All the entries need to be quoted exactly, apart from the pictures, which you should drop.

Data records:
===

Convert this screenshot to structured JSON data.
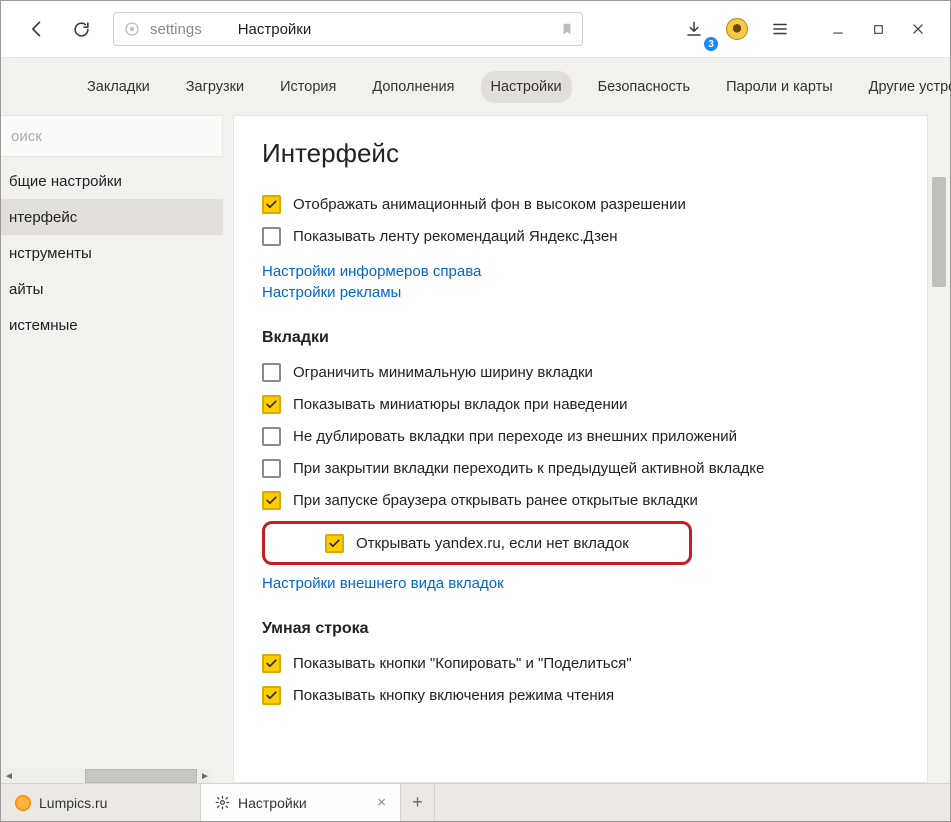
{
  "toolbar": {
    "omni_path": "settings",
    "omni_title": "Настройки",
    "download_badge": "3"
  },
  "nav": {
    "items": [
      {
        "label": "Закладки"
      },
      {
        "label": "Загрузки"
      },
      {
        "label": "История"
      },
      {
        "label": "Дополнения"
      },
      {
        "label": "Настройки",
        "active": true
      },
      {
        "label": "Безопасность"
      },
      {
        "label": "Пароли и карты"
      },
      {
        "label": "Другие устройства"
      }
    ]
  },
  "sidebar": {
    "search_placeholder": "оиск",
    "items": [
      {
        "label": "бщие настройки"
      },
      {
        "label": "нтерфейс",
        "active": true
      },
      {
        "label": "нструменты"
      },
      {
        "label": "айты"
      },
      {
        "label": "истемные"
      }
    ]
  },
  "panel": {
    "heading": "Интерфейс",
    "top_options": [
      {
        "checked": true,
        "label": "Отображать анимационный фон в высоком разрешении"
      },
      {
        "checked": false,
        "label": "Показывать ленту рекомендаций Яндекс.Дзен"
      }
    ],
    "top_links": [
      "Настройки информеров справа",
      "Настройки рекламы"
    ],
    "tabs_heading": "Вкладки",
    "tabs_options": [
      {
        "checked": false,
        "label": "Ограничить минимальную ширину вкладки"
      },
      {
        "checked": true,
        "label": "Показывать миниатюры вкладок при наведении"
      },
      {
        "checked": false,
        "label": "Не дублировать вкладки при переходе из внешних приложений"
      },
      {
        "checked": false,
        "label": "При закрытии вкладки переходить к предыдущей активной вкладке"
      },
      {
        "checked": true,
        "label": "При запуске браузера открывать ранее открытые вкладки"
      }
    ],
    "tabs_sub_option": {
      "checked": true,
      "label": "Открывать yandex.ru, если нет вкладок"
    },
    "tabs_link": "Настройки внешнего вида вкладок",
    "smart_heading": "Умная строка",
    "smart_options": [
      {
        "checked": true,
        "label": "Показывать кнопки \"Копировать\" и \"Поделиться\""
      },
      {
        "checked": true,
        "label": "Показывать кнопку включения режима чтения"
      }
    ]
  },
  "tabs": [
    {
      "label": "Lumpics.ru",
      "icon": "orange"
    },
    {
      "label": "Настройки",
      "icon": "gear",
      "active": true,
      "closeable": true
    }
  ]
}
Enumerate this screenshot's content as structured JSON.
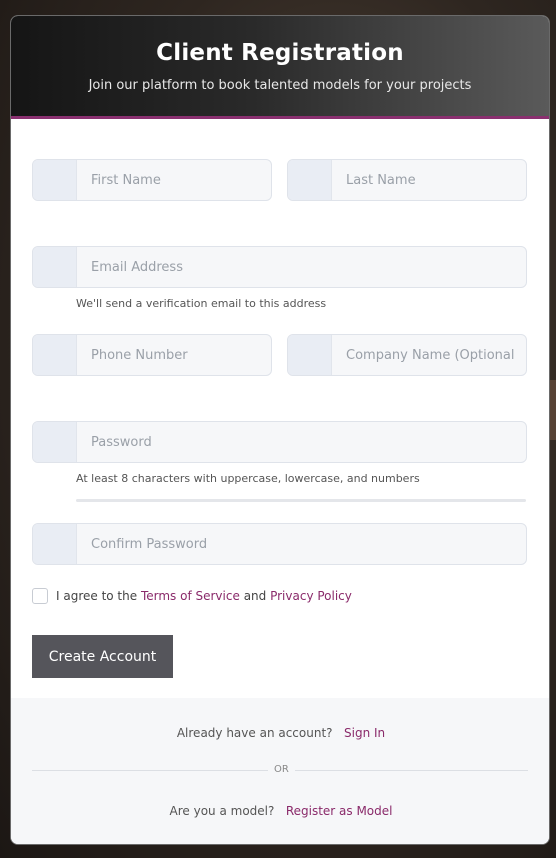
{
  "header": {
    "title": "Client Registration",
    "subtitle": "Join our platform to book talented models for your projects"
  },
  "form": {
    "first_name_placeholder": "First Name",
    "last_name_placeholder": "Last Name",
    "email_placeholder": "Email Address",
    "email_hint": "We'll send a verification email to this address",
    "phone_placeholder": "Phone Number",
    "company_placeholder": "Company Name (Optional",
    "password_placeholder": "Password",
    "password_hint": "At least 8 characters with uppercase, lowercase, and numbers",
    "confirm_password_placeholder": "Confirm Password",
    "terms_prefix": "I agree to the",
    "terms_link": "Terms of Service",
    "terms_and": "and",
    "privacy_link": "Privacy Policy",
    "submit_label": "Create Account"
  },
  "footer": {
    "signin_prompt": "Already have an account?",
    "signin_link": "Sign In",
    "or_label": "OR",
    "model_prompt": "Are you a model?",
    "model_link": "Register as Model"
  },
  "colors": {
    "accent_link": "#8a2a6a",
    "submit_button": "#55555b"
  }
}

===

**ANSWER FOR THIS EXERCISE**
Convert this screenshot to structured JSON data.
{
  "toolbar": {
    "omni_path": "settings",
    "omni_title": "Настройки",
    "download_badge": "3"
  },
  "nav": {
    "items": [
      {
        "label": "Закладки"
      },
      {
        "label": "Загрузки"
      },
      {
        "label": "История"
      },
      {
        "label": "Дополнения"
      },
      {
        "label": "Настройки",
        "active": true
      },
      {
        "label": "Безопасность"
      },
      {
        "label": "Пароли и карты"
      },
      {
        "label": "Другие устройства"
      }
    ]
  },
  "sidebar": {
    "search_placeholder": "оиск",
    "items": [
      {
        "label": "бщие настройки"
      },
      {
        "label": "нтерфейс",
        "active": true
      },
      {
        "label": "нструменты"
      },
      {
        "label": "айты"
      },
      {
        "label": "истемные"
      }
    ]
  },
  "panel": {
    "heading": "Интерфейс",
    "top_options": [
      {
        "checked": true,
        "label": "Отображать анимационный фон в высоком разрешении"
      },
      {
        "checked": false,
        "label": "Показывать ленту рекомендаций Яндекс.Дзен"
      }
    ],
    "top_links": [
      "Настройки информеров справа",
      "Настройки рекламы"
    ],
    "tabs_heading": "Вкладки",
    "tabs_options": [
      {
        "checked": false,
        "label": "Ограничить минимальную ширину вкладки"
      },
      {
        "checked": true,
        "label": "Показывать миниатюры вкладок при наведении"
      },
      {
        "checked": false,
        "label": "Не дублировать вкладки при переходе из внешних приложений"
      },
      {
        "checked": false,
        "label": "При закрытии вкладки переходить к предыдущей активной вкладке"
      },
      {
        "checked": true,
        "label": "При запуске браузера открывать ранее открытые вкладки"
      }
    ],
    "tabs_sub_option": {
      "checked": true,
      "label": "Открывать yandex.ru, если нет вкладок"
    },
    "tabs_link": "Настройки внешнего вида вкладок",
    "smart_heading": "Умная строка",
    "smart_options": [
      {
        "checked": true,
        "label": "Показывать кнопки \"Копировать\" и \"Поделиться\""
      },
      {
        "checked": true,
        "label": "Показывать кнопку включения режима чтения"
      }
    ]
  },
  "tabs": [
    {
      "label": "Lumpics.ru",
      "icon": "orange"
    },
    {
      "label": "Настройки",
      "icon": "gear",
      "active": true,
      "closeable": true
    }
  ]
}
Enumerate this screenshot's content as structured JSON.
{
  "header": {
    "title": "Client Registration",
    "subtitle": "Join our platform to book talented models for your projects"
  },
  "form": {
    "first_name_placeholder": "First Name",
    "last_name_placeholder": "Last Name",
    "email_placeholder": "Email Address",
    "email_hint": "We'll send a verification email to this address",
    "phone_placeholder": "Phone Number",
    "company_placeholder": "Company Name (Optional",
    "password_placeholder": "Password",
    "password_hint": "At least 8 characters with uppercase, lowercase, and numbers",
    "confirm_password_placeholder": "Confirm Password",
    "terms_prefix": "I agree to the",
    "terms_link": "Terms of Service",
    "terms_and": "and",
    "privacy_link": "Privacy Policy",
    "submit_label": "Create Account"
  },
  "footer": {
    "signin_prompt": "Already have an account?",
    "signin_link": "Sign In",
    "or_label": "OR",
    "model_prompt": "Are you a model?",
    "model_link": "Register as Model"
  },
  "colors": {
    "accent_link": "#8a2a6a",
    "submit_button": "#55555b"
  }
}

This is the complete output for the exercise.